DOCUMENT EXCERPT:

------------------------------------

Commercial kerosene was used as collector, and pine camphor oil was used as frother in the flotation process. They were both bought from local industry. Other reagents used in this work were all AR grade, which were bought from Aladdin Biochemical Technology Co. Ltd. (Shanghai, China). Milli-Q water was used in the whole tests. Gypsum solutions with different concentration were prepared by adding certain weight gypsum in milli-Q water and agitating on a magnetic stirrer until it’s all dissolved.

2.2. Micro-Flotation Tests

Mineral micro-flotation tests were carried out using a mechanical XFG machine (Nanchang Jianfeng Mining Machinery Manufacturing Co., Ltd., Jiangxi, China) at a constant rate of 1600 r/min [32]. The pulp was prepared by adding 2 g mixed minerals to 40 mL gypsum solution which was prepared beforehand. Before adding the agents, the pulp was fully dispersed for 3 min. Then collector was added and conditioned for 3 min. Subsequently, the frother was added, and keep conditioned for 2 min. After that, the micro-flotation was continued for 3 min. Both of froth products and tailings were filtered, dried and weighed for molybdenum content analysis. The molybdenum content was determined by Inductively Coupled Plasma (OPTIMA8300, PerkinElmer Inc., Fremont, CA, USA). Before testing, the samples were molten by sodium peroxide and acidified by hydrochloric acid. Based on molybdenum content distributions in froth product and tailing, the molybdenite recovery was calculated as following equation:
R ( % ) = W f × M f W f × M f + W t × M t
where R is the recovery of molybdenite; Wf is the weight of froth product; Wt is the weight of tailing product; Mf is the molybdenite grade in froth product; Mt is the molybdenite grade in tail product.

------------------------------------

GIVEN INFORMATION:
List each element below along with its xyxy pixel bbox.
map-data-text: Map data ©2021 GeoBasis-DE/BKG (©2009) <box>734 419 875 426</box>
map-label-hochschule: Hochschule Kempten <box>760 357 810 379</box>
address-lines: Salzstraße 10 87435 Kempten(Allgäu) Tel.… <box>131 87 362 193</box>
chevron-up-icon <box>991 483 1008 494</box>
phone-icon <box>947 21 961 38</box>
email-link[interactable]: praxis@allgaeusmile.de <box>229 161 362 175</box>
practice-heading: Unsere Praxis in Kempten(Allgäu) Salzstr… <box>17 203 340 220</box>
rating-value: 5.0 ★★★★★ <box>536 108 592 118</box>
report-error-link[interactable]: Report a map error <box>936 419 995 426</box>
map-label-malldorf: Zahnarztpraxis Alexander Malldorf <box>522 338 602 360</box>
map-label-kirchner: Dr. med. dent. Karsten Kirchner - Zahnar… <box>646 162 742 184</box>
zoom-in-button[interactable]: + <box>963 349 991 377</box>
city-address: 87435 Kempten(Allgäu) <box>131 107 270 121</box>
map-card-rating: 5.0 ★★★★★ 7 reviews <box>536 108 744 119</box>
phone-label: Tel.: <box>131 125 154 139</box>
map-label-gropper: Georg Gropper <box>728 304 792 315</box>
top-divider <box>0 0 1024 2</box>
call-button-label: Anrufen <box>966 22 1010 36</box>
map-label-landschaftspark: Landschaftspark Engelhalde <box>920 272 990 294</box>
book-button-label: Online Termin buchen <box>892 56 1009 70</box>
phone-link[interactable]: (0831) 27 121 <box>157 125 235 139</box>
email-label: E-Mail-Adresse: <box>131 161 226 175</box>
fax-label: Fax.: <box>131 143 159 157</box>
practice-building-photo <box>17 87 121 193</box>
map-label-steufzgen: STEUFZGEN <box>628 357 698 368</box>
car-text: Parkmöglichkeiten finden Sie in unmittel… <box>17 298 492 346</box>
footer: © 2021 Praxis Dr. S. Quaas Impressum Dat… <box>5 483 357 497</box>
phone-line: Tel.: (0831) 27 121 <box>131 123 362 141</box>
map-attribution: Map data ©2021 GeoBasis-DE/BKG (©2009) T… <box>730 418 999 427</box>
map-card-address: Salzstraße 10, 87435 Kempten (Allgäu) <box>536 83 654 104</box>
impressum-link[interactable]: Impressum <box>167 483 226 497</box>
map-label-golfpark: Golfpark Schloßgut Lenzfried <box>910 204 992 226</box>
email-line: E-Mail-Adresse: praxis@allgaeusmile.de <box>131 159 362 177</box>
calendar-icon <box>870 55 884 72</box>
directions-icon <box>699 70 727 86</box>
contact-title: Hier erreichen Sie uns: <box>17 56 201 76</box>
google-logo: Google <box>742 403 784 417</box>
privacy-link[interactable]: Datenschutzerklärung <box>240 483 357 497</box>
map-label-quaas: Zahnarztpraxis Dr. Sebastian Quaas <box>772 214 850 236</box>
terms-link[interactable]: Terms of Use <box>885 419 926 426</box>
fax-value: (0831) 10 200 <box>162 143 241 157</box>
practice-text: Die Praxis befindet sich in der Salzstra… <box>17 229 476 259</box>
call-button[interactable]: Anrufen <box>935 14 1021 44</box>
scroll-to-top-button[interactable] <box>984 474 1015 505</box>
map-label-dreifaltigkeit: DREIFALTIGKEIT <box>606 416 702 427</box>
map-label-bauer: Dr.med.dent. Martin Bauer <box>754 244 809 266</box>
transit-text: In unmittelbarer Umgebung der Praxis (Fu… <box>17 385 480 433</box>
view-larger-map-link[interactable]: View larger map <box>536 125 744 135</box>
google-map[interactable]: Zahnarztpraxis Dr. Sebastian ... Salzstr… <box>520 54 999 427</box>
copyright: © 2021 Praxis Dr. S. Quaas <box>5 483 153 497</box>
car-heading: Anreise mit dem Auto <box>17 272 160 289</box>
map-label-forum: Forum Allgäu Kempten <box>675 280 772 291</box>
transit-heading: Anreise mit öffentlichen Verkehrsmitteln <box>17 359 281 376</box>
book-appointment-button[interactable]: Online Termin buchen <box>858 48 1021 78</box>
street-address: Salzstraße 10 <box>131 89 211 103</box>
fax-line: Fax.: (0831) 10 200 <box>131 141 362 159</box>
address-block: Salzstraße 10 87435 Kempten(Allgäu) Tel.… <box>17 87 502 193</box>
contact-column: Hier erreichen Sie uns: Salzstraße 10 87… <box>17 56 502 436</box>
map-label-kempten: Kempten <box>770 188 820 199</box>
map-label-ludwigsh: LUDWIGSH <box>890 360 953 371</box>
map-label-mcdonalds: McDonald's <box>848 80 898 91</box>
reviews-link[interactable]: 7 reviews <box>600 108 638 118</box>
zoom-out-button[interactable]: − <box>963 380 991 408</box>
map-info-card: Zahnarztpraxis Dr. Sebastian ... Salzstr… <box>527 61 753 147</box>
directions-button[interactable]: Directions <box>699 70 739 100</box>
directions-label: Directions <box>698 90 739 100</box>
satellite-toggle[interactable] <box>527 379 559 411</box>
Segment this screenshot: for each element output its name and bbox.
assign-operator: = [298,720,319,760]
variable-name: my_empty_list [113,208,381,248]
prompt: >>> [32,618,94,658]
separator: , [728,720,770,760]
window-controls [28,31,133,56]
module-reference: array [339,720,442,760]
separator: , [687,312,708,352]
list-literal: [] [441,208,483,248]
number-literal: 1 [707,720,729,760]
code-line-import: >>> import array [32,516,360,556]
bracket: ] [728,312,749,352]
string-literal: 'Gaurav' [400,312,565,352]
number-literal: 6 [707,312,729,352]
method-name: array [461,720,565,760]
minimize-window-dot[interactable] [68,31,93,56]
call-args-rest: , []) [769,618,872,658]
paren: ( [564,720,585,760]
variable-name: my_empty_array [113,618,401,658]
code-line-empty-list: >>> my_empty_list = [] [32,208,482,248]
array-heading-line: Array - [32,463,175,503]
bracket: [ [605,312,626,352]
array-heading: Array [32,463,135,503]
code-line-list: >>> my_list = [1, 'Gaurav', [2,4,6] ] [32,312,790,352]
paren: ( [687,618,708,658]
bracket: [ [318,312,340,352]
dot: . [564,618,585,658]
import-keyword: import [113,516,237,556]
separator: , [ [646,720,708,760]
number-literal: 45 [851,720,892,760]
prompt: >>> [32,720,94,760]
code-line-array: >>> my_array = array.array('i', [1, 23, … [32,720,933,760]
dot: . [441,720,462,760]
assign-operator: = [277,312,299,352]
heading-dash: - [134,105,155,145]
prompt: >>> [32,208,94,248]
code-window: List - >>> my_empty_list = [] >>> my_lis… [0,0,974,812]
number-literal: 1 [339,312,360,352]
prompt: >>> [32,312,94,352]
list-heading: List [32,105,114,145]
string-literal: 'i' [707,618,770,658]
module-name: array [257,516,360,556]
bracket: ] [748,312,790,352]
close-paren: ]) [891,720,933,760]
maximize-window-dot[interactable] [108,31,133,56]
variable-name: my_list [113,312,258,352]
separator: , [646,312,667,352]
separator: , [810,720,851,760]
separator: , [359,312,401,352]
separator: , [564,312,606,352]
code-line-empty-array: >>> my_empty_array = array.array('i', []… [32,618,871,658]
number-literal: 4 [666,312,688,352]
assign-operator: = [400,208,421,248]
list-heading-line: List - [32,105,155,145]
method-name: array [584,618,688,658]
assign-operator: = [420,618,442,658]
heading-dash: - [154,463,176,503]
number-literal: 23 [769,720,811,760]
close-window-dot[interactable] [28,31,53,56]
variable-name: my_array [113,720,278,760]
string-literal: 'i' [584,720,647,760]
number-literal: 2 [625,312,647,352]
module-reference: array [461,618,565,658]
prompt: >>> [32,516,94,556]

------------------------------------

WHAT IS REQUIRED: Please continue the text on molybdenite micro-flotation methods above, starting after its last sentence.

RESPONSE BELOW:
2.3. SEM-EDS Measurements

Repeating the micro-flotation process, the samples were conditioned in flotation machine. After conditioned, the froth product was collected by pipette and transferred to watch glass, and completely dried in the air at room temperature [18]. The dried samples were coated with a thin layer of gold and observed in high vacuum using an SEM (Quanta TM 250, FEI Ltd., Hillsboro, OR, USA). Meanwhile, their compositions were detected with an energy-dispersive X-ray spectrometer (EDS).

2.4. Zeta Potential Distribution Measurements

The zeta potential distribution of individual and combined samples in gypsum solutions were measured using a ZETAPALS (Brookhaven Instruments Co., Holtsville, NY, USA). The Smoluchowski model was used to calculate the zeta potential in this instrument. The individual molybdenite and kaolinite were prepared separately by adding 0.05 g particles to 50 mL pre-prepared gypsum solutions with 1 mM KCl solution, while the combined sample were prepared by adding 0.05 g mixed mineral (mass ratio of molybdenite and kaolinite was 1:1). All samples were conditioned for 15 min on magnetic stirrer. After settling for 40 min, the upper particle suspensions were moved to rectangular electrophoresis cell for measurements. Each testing was repeated 5 times.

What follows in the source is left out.